Entries taken from a collection

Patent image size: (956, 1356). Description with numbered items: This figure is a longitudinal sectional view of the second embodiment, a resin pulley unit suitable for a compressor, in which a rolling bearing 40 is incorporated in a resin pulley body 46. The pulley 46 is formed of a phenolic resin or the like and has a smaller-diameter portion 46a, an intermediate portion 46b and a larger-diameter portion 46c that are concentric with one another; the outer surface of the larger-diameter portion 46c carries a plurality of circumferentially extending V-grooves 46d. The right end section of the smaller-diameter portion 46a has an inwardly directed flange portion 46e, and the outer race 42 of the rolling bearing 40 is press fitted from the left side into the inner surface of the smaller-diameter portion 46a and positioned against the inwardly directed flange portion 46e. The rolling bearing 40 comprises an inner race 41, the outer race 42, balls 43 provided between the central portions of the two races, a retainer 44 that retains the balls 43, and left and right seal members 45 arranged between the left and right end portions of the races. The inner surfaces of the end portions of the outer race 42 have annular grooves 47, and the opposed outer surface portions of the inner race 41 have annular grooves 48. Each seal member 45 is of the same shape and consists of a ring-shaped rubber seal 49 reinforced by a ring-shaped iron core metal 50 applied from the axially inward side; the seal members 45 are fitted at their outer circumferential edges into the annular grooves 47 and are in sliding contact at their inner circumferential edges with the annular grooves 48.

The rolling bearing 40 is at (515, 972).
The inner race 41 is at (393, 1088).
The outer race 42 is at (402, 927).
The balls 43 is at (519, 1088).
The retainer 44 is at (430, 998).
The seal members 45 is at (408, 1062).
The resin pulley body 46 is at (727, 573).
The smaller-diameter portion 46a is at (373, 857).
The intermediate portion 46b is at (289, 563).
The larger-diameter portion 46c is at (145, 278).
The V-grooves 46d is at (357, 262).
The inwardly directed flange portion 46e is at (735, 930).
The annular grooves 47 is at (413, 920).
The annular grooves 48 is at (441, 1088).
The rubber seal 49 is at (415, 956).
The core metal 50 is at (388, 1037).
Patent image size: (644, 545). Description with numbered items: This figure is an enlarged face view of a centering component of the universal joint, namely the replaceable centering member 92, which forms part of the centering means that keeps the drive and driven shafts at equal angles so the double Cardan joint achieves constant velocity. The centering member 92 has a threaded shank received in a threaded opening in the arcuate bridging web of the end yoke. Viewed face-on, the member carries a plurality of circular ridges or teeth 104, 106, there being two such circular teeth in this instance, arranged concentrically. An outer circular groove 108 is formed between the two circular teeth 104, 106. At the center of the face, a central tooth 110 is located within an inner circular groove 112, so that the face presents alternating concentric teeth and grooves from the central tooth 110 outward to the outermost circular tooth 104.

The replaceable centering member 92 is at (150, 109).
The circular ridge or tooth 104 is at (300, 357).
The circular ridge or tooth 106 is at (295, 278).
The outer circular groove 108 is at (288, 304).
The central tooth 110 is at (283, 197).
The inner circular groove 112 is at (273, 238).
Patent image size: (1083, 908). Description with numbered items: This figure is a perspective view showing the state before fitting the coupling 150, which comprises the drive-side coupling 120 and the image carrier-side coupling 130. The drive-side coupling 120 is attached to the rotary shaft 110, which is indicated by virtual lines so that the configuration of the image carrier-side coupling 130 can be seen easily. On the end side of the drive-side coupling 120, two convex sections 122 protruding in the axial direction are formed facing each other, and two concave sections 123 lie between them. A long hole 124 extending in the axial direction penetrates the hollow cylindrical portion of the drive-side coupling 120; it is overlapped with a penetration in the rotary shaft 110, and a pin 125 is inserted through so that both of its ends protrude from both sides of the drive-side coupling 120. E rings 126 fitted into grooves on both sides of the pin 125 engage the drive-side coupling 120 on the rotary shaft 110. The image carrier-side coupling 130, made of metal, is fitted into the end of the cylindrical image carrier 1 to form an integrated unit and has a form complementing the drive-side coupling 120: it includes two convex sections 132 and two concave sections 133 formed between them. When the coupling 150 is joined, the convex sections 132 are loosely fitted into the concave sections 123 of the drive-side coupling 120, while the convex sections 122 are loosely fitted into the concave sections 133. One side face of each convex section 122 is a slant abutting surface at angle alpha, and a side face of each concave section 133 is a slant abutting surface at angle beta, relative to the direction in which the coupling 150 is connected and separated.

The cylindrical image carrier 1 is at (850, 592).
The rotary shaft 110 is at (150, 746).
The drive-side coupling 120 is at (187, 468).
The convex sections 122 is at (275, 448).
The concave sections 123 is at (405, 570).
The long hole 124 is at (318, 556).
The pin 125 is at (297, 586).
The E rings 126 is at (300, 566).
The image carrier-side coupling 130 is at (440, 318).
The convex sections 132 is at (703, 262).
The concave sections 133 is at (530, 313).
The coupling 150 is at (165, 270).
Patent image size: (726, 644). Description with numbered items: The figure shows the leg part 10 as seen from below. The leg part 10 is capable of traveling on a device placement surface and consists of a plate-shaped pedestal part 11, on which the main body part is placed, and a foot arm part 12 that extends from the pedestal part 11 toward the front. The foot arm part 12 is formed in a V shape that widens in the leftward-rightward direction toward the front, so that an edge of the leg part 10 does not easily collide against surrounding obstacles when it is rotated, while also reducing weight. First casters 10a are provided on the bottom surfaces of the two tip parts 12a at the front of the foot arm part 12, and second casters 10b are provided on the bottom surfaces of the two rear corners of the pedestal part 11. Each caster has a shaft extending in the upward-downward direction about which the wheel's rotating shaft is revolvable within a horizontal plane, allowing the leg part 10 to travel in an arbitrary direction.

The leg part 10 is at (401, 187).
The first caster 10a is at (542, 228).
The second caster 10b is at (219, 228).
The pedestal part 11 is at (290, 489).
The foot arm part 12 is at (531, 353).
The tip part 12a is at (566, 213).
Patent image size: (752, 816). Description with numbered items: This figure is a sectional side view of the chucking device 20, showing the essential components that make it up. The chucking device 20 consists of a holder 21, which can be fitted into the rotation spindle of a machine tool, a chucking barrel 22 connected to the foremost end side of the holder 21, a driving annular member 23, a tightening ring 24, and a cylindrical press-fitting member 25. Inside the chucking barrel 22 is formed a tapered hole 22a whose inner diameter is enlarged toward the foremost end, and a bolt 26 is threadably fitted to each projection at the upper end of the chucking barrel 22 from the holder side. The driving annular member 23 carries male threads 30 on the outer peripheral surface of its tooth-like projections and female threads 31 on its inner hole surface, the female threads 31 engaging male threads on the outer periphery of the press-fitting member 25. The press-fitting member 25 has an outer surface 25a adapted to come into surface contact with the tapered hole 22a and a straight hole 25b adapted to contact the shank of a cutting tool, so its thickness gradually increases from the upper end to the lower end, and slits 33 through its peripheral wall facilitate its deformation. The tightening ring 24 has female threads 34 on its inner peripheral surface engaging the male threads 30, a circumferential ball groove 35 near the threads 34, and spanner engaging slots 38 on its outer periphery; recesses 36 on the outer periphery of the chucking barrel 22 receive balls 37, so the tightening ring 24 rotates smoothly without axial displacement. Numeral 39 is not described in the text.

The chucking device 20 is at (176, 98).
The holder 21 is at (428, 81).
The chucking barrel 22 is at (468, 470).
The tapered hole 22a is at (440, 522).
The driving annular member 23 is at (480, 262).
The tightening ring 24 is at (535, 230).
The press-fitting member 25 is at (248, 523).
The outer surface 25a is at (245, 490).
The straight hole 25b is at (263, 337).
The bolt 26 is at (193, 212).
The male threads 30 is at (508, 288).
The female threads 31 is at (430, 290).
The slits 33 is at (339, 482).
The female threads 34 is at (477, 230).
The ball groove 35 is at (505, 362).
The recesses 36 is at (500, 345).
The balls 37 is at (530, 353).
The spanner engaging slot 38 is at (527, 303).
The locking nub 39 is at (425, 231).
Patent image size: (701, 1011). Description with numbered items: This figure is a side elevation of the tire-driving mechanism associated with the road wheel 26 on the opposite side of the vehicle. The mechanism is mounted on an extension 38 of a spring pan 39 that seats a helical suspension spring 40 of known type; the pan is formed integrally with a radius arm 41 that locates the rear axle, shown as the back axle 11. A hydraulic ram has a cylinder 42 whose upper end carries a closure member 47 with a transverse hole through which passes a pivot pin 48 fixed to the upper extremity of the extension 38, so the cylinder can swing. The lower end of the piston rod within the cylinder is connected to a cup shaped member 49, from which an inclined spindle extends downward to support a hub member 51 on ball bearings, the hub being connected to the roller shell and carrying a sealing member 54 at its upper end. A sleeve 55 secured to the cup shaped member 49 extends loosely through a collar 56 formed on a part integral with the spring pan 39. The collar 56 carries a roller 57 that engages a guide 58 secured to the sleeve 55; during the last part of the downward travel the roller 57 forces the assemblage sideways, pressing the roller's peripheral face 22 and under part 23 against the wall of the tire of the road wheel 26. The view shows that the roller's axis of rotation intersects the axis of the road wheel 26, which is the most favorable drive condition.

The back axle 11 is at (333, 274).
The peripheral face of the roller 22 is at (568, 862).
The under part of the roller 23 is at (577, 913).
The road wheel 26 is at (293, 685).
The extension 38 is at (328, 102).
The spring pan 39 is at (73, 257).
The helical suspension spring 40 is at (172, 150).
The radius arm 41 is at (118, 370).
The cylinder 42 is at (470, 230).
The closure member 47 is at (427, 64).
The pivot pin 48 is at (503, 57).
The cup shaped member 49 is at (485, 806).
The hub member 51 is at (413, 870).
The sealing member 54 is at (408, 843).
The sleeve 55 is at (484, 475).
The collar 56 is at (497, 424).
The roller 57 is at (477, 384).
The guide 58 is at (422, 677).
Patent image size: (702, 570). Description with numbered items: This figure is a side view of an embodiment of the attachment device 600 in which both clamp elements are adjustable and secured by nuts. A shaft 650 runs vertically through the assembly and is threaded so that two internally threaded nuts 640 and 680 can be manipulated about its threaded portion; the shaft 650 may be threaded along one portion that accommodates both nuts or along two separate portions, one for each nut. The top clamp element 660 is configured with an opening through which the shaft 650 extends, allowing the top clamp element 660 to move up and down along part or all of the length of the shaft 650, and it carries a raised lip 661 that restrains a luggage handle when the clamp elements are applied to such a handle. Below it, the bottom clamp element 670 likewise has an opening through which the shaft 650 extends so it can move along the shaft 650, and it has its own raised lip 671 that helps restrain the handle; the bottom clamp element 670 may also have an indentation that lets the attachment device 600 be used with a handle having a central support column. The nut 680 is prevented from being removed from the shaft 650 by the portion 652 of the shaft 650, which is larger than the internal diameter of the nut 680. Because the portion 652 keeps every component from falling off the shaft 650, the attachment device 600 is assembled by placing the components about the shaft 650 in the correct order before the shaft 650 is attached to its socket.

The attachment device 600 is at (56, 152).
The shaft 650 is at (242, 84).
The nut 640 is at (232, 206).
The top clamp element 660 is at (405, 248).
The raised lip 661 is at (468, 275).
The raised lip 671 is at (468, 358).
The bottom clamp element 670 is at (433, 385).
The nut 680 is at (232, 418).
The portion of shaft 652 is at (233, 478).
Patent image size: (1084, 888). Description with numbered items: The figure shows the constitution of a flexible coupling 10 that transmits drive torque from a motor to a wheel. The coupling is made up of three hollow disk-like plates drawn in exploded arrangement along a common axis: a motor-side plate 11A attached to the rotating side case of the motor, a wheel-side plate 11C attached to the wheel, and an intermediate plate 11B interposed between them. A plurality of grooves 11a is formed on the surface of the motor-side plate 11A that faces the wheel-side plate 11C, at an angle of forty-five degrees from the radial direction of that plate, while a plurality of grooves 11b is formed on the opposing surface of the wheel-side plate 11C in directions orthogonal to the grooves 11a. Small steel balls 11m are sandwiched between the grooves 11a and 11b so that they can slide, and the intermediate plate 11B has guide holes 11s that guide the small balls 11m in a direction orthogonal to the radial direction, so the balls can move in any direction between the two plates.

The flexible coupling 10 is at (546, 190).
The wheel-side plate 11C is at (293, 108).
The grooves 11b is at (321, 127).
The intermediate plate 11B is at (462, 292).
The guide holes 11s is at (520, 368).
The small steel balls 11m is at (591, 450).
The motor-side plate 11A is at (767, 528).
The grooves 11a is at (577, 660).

DIRECTION — Begin at the line that contains "Patent image size: (702, 570)." and stop after the line that contains "The attachment device 600 is at (56, 152).". Write those lines again with "side view" substituted by "lateral view", keeping everything else the same.

THE REPLY —
Patent image size: (702, 570). Description with numbered items: This figure is a lateral view of an embodiment of the attachment device 600 in which both clamp elements are adjustable and secured by nuts. A shaft 650 runs vertically through the assembly and is threaded so that two internally threaded nuts 640 and 680 can be manipulated about its threaded portion; the shaft 650 may be threaded along one portion that accommodates both nuts or along two separate portions, one for each nut. The top clamp element 660 is configured with an opening through which the shaft 650 extends, allowing the top clamp element 660 to move up and down along part or all of the length of the shaft 650, and it carries a raised lip 661 that restrains a luggage handle when the clamp elements are applied to such a handle. Below it, the bottom clamp element 670 likewise has an opening through which the shaft 650 extends so it can move along the shaft 650, and it has its own raised lip 671 that helps restrain the handle; the bottom clamp element 670 may also have an indentation that lets the attachment device 600 be used with a handle having a central support column. The nut 680 is prevented from being removed from the shaft 650 by the portion 652 of the shaft 650, which is larger than the internal diameter of the nut 680. Because the portion 652 keeps every component from falling off the shaft 650, the attachment device 600 is assembled by placing the components about the shaft 650 in the correct order before the shaft 650 is attached to its socket.

The attachment device 600 is at (56, 152).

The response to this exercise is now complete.